Locate and copy each line in the data that contains the word "JSON".

Figure content listings:
- - - - - - -
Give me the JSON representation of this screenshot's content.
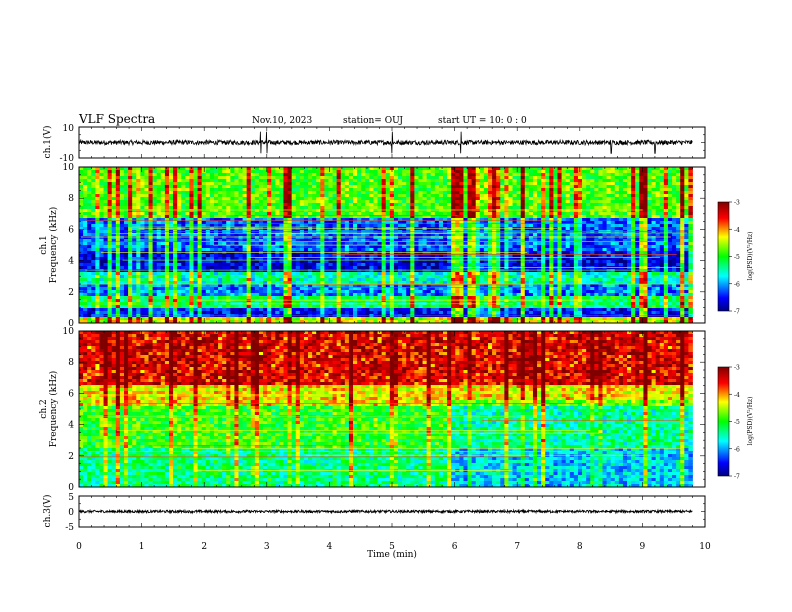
{
  "header": {
    "title": "VLF Spectra",
    "date": "Nov.10, 2023",
    "station": "station= OUJ",
    "start": "start  UT =   10: 0  : 0"
  },
  "chart_data": [
    {
      "type": "line",
      "id": "waveform-ch1",
      "ylabel": "ch.1(V)",
      "ylim": [
        -10,
        10
      ],
      "yticks": [
        "10",
        "-10"
      ],
      "xlim": [
        0,
        10
      ],
      "data_extent_min": [
        0,
        9.8
      ],
      "description_values": {
        "baseline": 0,
        "typical_amplitude": 1.5,
        "spikes_at_min": [
          2.9,
          3.0,
          5.0,
          6.1,
          8.5,
          9.2
        ]
      }
    },
    {
      "type": "heatmap",
      "id": "spectrogram-ch1",
      "ylabel_top": "ch.1",
      "ylabel": "Frequency (kHz)",
      "ylim": [
        0,
        10
      ],
      "yticks": [
        "0",
        "2",
        "4",
        "6",
        "8",
        "10"
      ],
      "xlim": [
        0,
        10
      ],
      "data_extent_min": [
        0,
        9.8
      ],
      "colorbar": {
        "label": "log(PSD)(V²/Hz)",
        "range": [
          -7,
          -3
        ],
        "ticks": [
          "-3",
          "-4",
          "-5",
          "-6",
          "-7"
        ]
      },
      "bands_khz": [
        {
          "from": 0,
          "to": 0.3,
          "level": -4.5
        },
        {
          "from": 0.3,
          "to": 1.0,
          "level": -6.6
        },
        {
          "from": 1.0,
          "to": 1.8,
          "level": -5.3
        },
        {
          "from": 1.8,
          "to": 2.5,
          "level": -6.2
        },
        {
          "from": 2.5,
          "to": 3.3,
          "level": -5.6
        },
        {
          "from": 3.3,
          "to": 4.6,
          "level": -6.7
        },
        {
          "from": 4.6,
          "to": 6.8,
          "level": -6.3
        },
        {
          "from": 6.8,
          "to": 10,
          "level": -4.9
        }
      ]
    },
    {
      "type": "heatmap",
      "id": "spectrogram-ch2",
      "ylabel_top": "ch.2",
      "ylabel": "Frequency (kHz)",
      "ylim": [
        0,
        10
      ],
      "yticks": [
        "0",
        "2",
        "4",
        "6",
        "8",
        "10"
      ],
      "xlim": [
        0,
        10
      ],
      "data_extent_min": [
        0,
        9.8
      ],
      "colorbar": {
        "label": "log(PSD)(V²/Hz)",
        "range": [
          -7,
          -3
        ],
        "ticks": [
          "-3",
          "-4",
          "-5",
          "-6",
          "-7"
        ]
      },
      "bands_khz": [
        {
          "from": 0,
          "to": 2.5,
          "level": -5.4
        },
        {
          "from": 2.5,
          "to": 5.2,
          "level": -5.0
        },
        {
          "from": 5.2,
          "to": 6.5,
          "level": -4.3
        },
        {
          "from": 6.5,
          "to": 10,
          "level": -3.5
        }
      ]
    },
    {
      "type": "line",
      "id": "waveform-ch3",
      "ylabel": "ch.3(V)",
      "ylim": [
        -5,
        5
      ],
      "yticks": [
        "5",
        "0",
        "-5"
      ],
      "xlim": [
        0,
        10
      ],
      "xlabel": "Time  (min)",
      "xticks": [
        "0",
        "1",
        "2",
        "3",
        "4",
        "5",
        "6",
        "7",
        "8",
        "9",
        "10"
      ],
      "data_extent_min": [
        0,
        9.8
      ],
      "description_values": {
        "baseline": 0,
        "typical_amplitude": 0.4
      }
    }
  ],
  "colors": {
    "scale": [
      "#000080",
      "#0000ff",
      "#00ffff",
      "#00ff00",
      "#ffff00",
      "#ff0000",
      "#800000"
    ]
  }
}
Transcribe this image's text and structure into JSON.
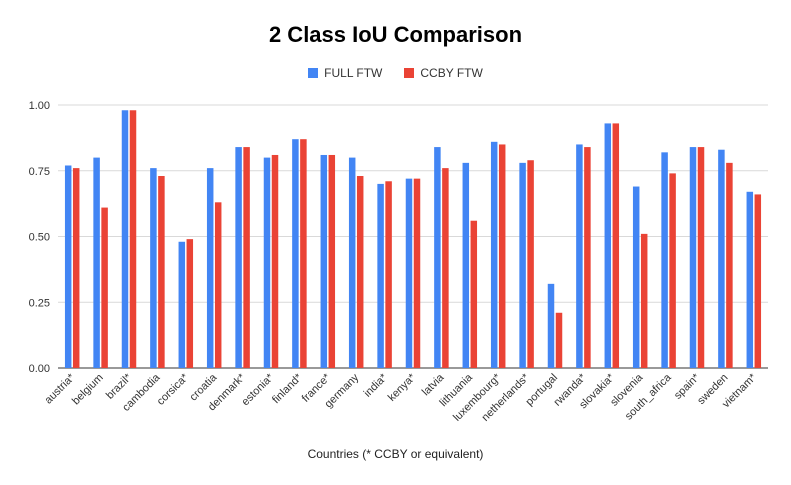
{
  "chart_data": {
    "type": "bar",
    "title": "2 Class IoU Comparison",
    "xlabel": "Countries (* CCBY or equivalent)",
    "ylabel": "",
    "ylim": [
      0,
      1.0
    ],
    "yticks": [
      "0.00",
      "0.25",
      "0.50",
      "0.75",
      "1.00"
    ],
    "ytick_values": [
      0,
      0.25,
      0.5,
      0.75,
      1.0
    ],
    "grid": true,
    "legend_position": "top",
    "categories": [
      "austria*",
      "belgium",
      "brazil*",
      "cambodia",
      "corsica*",
      "croatia",
      "denmark*",
      "estonia*",
      "finland*",
      "france*",
      "germany",
      "india*",
      "kenya*",
      "latvia",
      "lithuania",
      "luxembourg*",
      "netherlands*",
      "portugal",
      "rwanda*",
      "slovakia*",
      "slovenia",
      "south_africa",
      "spain*",
      "sweden",
      "vietnam*"
    ],
    "series": [
      {
        "name": "FULL FTW",
        "color": "#4285f4",
        "values": [
          0.77,
          0.8,
          0.98,
          0.76,
          0.48,
          0.76,
          0.84,
          0.8,
          0.87,
          0.81,
          0.8,
          0.7,
          0.72,
          0.84,
          0.78,
          0.86,
          0.78,
          0.32,
          0.85,
          0.93,
          0.69,
          0.82,
          0.84,
          0.83,
          0.67
        ]
      },
      {
        "name": "CCBY FTW",
        "color": "#ea4335",
        "values": [
          0.76,
          0.61,
          0.98,
          0.73,
          0.49,
          0.63,
          0.84,
          0.81,
          0.87,
          0.81,
          0.73,
          0.71,
          0.72,
          0.76,
          0.56,
          0.85,
          0.79,
          0.21,
          0.84,
          0.93,
          0.51,
          0.74,
          0.84,
          0.78,
          0.66
        ]
      }
    ]
  }
}
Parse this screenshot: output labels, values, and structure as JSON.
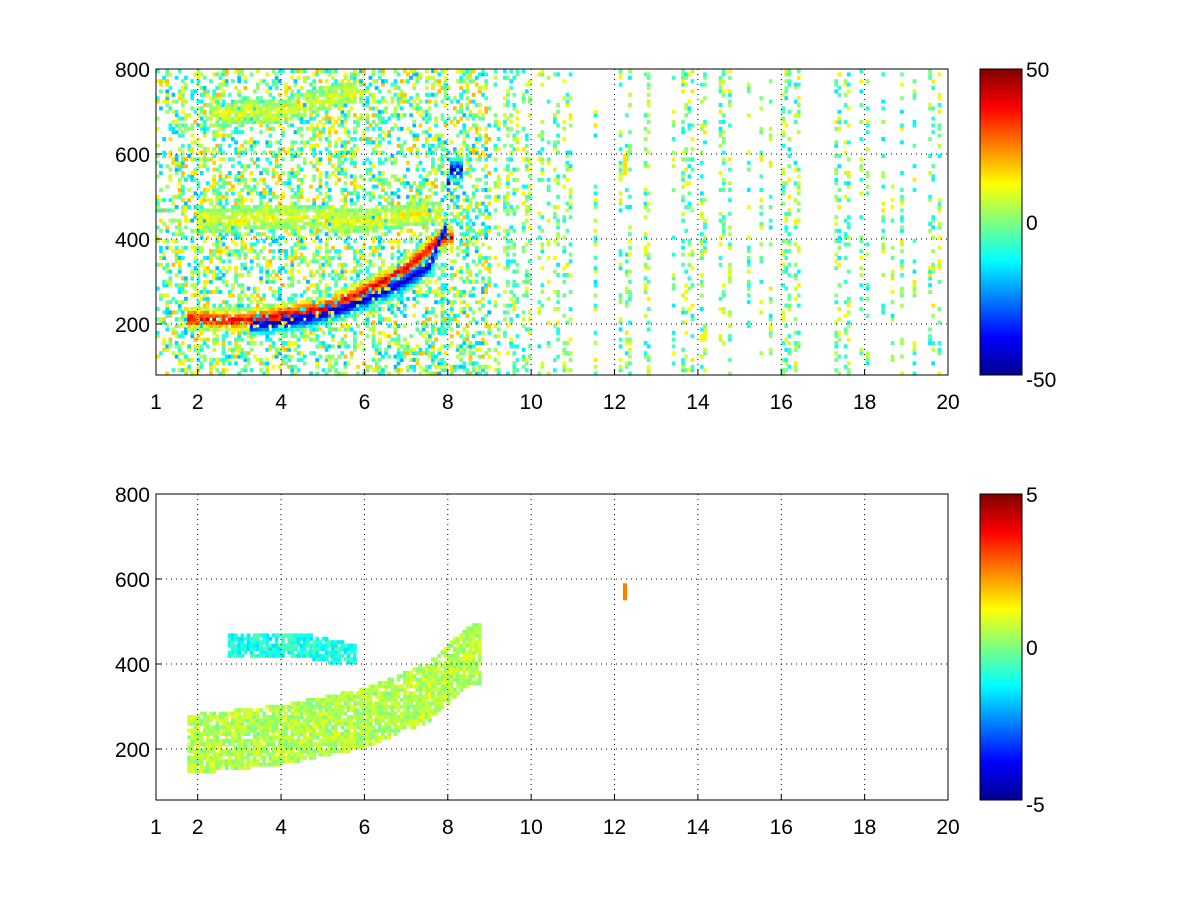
- - - - - - -
## Correct answer
Give me the JSON representation of this screenshot's content.
Transcribe this image's text and structure into JSON.
Parse this screenshot: output labels, values, and structure as JSON.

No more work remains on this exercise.